**Your task**
Retype every entry in its entirety, without alteration.

**Data to use**
>> begin

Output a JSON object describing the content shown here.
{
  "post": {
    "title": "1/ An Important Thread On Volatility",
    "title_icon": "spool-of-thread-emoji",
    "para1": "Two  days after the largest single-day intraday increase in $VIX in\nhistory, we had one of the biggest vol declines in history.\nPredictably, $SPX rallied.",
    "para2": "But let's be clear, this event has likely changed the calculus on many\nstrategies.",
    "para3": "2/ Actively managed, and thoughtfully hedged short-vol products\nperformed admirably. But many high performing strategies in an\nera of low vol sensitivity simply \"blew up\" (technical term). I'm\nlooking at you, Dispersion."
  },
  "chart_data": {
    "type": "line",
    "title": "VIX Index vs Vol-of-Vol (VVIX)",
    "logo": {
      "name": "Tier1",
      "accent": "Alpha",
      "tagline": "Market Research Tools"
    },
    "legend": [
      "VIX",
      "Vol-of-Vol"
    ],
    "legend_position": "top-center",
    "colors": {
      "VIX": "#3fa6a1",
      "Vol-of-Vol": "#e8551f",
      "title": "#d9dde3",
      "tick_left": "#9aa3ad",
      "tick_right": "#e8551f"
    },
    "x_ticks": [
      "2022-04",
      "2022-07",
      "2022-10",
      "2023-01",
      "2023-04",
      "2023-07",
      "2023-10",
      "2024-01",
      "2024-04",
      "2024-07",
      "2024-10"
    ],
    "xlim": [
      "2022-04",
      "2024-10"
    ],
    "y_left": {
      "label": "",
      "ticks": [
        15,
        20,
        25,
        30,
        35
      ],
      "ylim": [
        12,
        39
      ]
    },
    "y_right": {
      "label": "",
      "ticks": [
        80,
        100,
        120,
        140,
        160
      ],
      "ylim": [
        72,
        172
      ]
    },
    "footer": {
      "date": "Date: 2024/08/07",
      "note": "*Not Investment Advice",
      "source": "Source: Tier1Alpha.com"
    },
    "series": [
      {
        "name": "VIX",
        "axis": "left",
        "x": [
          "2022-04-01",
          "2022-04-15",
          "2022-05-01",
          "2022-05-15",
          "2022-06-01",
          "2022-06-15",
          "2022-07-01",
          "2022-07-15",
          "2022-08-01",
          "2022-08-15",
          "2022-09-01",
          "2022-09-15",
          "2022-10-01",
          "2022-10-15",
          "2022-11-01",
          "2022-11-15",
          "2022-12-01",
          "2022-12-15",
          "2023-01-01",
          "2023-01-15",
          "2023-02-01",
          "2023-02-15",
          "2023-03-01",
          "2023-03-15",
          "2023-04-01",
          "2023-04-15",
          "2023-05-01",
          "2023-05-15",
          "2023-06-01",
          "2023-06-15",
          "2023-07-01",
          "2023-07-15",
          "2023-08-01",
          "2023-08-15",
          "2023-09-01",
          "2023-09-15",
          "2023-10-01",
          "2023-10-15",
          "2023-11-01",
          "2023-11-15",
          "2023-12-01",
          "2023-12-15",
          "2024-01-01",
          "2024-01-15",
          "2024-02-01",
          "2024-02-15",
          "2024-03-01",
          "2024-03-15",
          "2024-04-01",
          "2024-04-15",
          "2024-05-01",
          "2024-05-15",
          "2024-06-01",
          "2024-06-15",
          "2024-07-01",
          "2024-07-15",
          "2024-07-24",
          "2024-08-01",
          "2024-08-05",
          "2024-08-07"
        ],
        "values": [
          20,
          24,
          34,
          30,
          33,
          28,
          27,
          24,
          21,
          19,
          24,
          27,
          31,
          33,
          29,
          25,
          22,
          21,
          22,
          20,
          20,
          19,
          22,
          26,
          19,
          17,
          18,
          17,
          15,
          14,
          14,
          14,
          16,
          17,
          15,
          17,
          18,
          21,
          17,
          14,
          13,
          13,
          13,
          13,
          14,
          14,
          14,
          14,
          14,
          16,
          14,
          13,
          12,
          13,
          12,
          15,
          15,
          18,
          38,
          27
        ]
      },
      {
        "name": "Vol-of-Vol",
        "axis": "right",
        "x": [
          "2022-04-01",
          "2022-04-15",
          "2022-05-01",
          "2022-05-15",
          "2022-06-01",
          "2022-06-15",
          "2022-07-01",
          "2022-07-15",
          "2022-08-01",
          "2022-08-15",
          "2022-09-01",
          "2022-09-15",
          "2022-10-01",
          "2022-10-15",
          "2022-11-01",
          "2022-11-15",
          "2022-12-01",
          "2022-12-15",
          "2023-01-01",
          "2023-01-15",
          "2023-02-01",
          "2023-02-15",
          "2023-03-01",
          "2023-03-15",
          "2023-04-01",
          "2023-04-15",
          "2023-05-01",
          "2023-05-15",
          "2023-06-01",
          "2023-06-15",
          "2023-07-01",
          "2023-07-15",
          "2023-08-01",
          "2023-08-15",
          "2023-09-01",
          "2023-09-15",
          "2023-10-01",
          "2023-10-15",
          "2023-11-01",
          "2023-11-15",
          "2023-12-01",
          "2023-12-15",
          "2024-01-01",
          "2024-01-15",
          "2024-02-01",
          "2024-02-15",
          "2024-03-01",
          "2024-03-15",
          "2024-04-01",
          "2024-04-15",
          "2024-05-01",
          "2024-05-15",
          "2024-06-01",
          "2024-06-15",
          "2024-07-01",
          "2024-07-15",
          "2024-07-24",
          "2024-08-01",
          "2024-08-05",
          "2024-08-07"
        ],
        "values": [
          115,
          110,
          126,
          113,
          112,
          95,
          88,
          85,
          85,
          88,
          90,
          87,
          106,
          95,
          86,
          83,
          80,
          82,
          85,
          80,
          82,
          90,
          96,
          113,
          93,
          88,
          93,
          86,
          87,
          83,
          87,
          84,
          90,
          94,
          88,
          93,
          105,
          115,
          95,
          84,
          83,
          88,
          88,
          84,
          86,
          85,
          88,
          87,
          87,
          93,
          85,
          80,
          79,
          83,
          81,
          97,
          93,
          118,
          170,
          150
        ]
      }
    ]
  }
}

>> end

**Reply**
Output a JSON object describing the content shown here.
{
  "post": {
    "title": "1/ An Important Thread On Volatility",
    "title_icon": "spool-of-thread-emoji",
    "para1": "Two  days after the largest single-day intraday increase in $VIX in\nhistory, we had one of the biggest vol declines in history.\nPredictably, $SPX rallied.",
    "para2": "But let's be clear, this event has likely changed the calculus on many\nstrategies.",
    "para3": "2/ Actively managed, and thoughtfully hedged short-vol products\nperformed admirably. But many high performing strategies in an\nera of low vol sensitivity simply \"blew up\" (technical term). I'm\nlooking at you, Dispersion."
  },
  "chart_data": {
    "type": "line",
    "title": "VIX Index vs Vol-of-Vol (VVIX)",
    "logo": {
      "name": "Tier1",
      "accent": "Alpha",
      "tagline": "Market Research Tools"
    },
    "legend": [
      "VIX",
      "Vol-of-Vol"
    ],
    "legend_position": "top-center",
    "colors": {
      "VIX": "#3fa6a1",
      "Vol-of-Vol": "#e8551f",
      "title": "#d9dde3",
      "tick_left": "#9aa3ad",
      "tick_right": "#e8551f"
    },
    "x_ticks": [
      "2022-04",
      "2022-07",
      "2022-10",
      "2023-01",
      "2023-04",
      "2023-07",
      "2023-10",
      "2024-01",
      "2024-04",
      "2024-07",
      "2024-10"
    ],
    "xlim": [
      "2022-04",
      "2024-10"
    ],
    "y_left": {
      "label": "",
      "ticks": [
        15,
        20,
        25,
        30,
        35
      ],
      "ylim": [
        12,
        39
      ]
    },
    "y_right": {
      "label": "",
      "ticks": [
        80,
        100,
        120,
        140,
        160
      ],
      "ylim": [
        72,
        172
      ]
    },
    "footer": {
      "date": "Date: 2024/08/07",
      "note": "*Not Investment Advice",
      "source": "Source: Tier1Alpha.com"
    },
    "series": [
      {
        "name": "VIX",
        "axis": "left",
        "x": [
          "2022-04-01",
          "2022-04-15",
          "2022-05-01",
          "2022-05-15",
          "2022-06-01",
          "2022-06-15",
          "2022-07-01",
          "2022-07-15",
          "2022-08-01",
          "2022-08-15",
          "2022-09-01",
          "2022-09-15",
          "2022-10-01",
          "2022-10-15",
          "2022-11-01",
          "2022-11-15",
          "2022-12-01",
          "2022-12-15",
          "2023-01-01",
          "2023-01-15",
          "2023-02-01",
          "2023-02-15",
          "2023-03-01",
          "2023-03-15",
          "2023-04-01",
          "2023-04-15",
          "2023-05-01",
          "2023-05-15",
          "2023-06-01",
          "2023-06-15",
          "2023-07-01",
          "2023-07-15",
          "2023-08-01",
          "2023-08-15",
          "2023-09-01",
          "2023-09-15",
          "2023-10-01",
          "2023-10-15",
          "2023-11-01",
          "2023-11-15",
          "2023-12-01",
          "2023-12-15",
          "2024-01-01",
          "2024-01-15",
          "2024-02-01",
          "2024-02-15",
          "2024-03-01",
          "2024-03-15",
          "2024-04-01",
          "2024-04-15",
          "2024-05-01",
          "2024-05-15",
          "2024-06-01",
          "2024-06-15",
          "2024-07-01",
          "2024-07-15",
          "2024-07-24",
          "2024-08-01",
          "2024-08-05",
          "2024-08-07"
        ],
        "values": [
          20,
          24,
          34,
          30,
          33,
          28,
          27,
          24,
          21,
          19,
          24,
          27,
          31,
          33,
          29,
          25,
          22,
          21,
          22,
          20,
          20,
          19,
          22,
          26,
          19,
          17,
          18,
          17,
          15,
          14,
          14,
          14,
          16,
          17,
          15,
          17,
          18,
          21,
          17,
          14,
          13,
          13,
          13,
          13,
          14,
          14,
          14,
          14,
          14,
          16,
          14,
          13,
          12,
          13,
          12,
          15,
          15,
          18,
          38,
          27
        ]
      },
      {
        "name": "Vol-of-Vol",
        "axis": "right",
        "x": [
          "2022-04-01",
          "2022-04-15",
          "2022-05-01",
          "2022-05-15",
          "2022-06-01",
          "2022-06-15",
          "2022-07-01",
          "2022-07-15",
          "2022-08-01",
          "2022-08-15",
          "2022-09-01",
          "2022-09-15",
          "2022-10-01",
          "2022-10-15",
          "2022-11-01",
          "2022-11-15",
          "2022-12-01",
          "2022-12-15",
          "2023-01-01",
          "2023-01-15",
          "2023-02-01",
          "2023-02-15",
          "2023-03-01",
          "2023-03-15",
          "2023-04-01",
          "2023-04-15",
          "2023-05-01",
          "2023-05-15",
          "2023-06-01",
          "2023-06-15",
          "2023-07-01",
          "2023-07-15",
          "2023-08-01",
          "2023-08-15",
          "2023-09-01",
          "2023-09-15",
          "2023-10-01",
          "2023-10-15",
          "2023-11-01",
          "2023-11-15",
          "2023-12-01",
          "2023-12-15",
          "2024-01-01",
          "2024-01-15",
          "2024-02-01",
          "2024-02-15",
          "2024-03-01",
          "2024-03-15",
          "2024-04-01",
          "2024-04-15",
          "2024-05-01",
          "2024-05-15",
          "2024-06-01",
          "2024-06-15",
          "2024-07-01",
          "2024-07-15",
          "2024-07-24",
          "2024-08-01",
          "2024-08-05",
          "2024-08-07"
        ],
        "values": [
          115,
          110,
          126,
          113,
          112,
          95,
          88,
          85,
          85,
          88,
          90,
          87,
          106,
          95,
          86,
          83,
          80,
          82,
          85,
          80,
          82,
          90,
          96,
          113,
          93,
          88,
          93,
          86,
          87,
          83,
          87,
          84,
          90,
          94,
          88,
          93,
          105,
          115,
          95,
          84,
          83,
          88,
          88,
          84,
          86,
          85,
          88,
          87,
          87,
          93,
          85,
          80,
          79,
          83,
          81,
          97,
          93,
          118,
          170,
          150
        ]
      }
    ]
  }
}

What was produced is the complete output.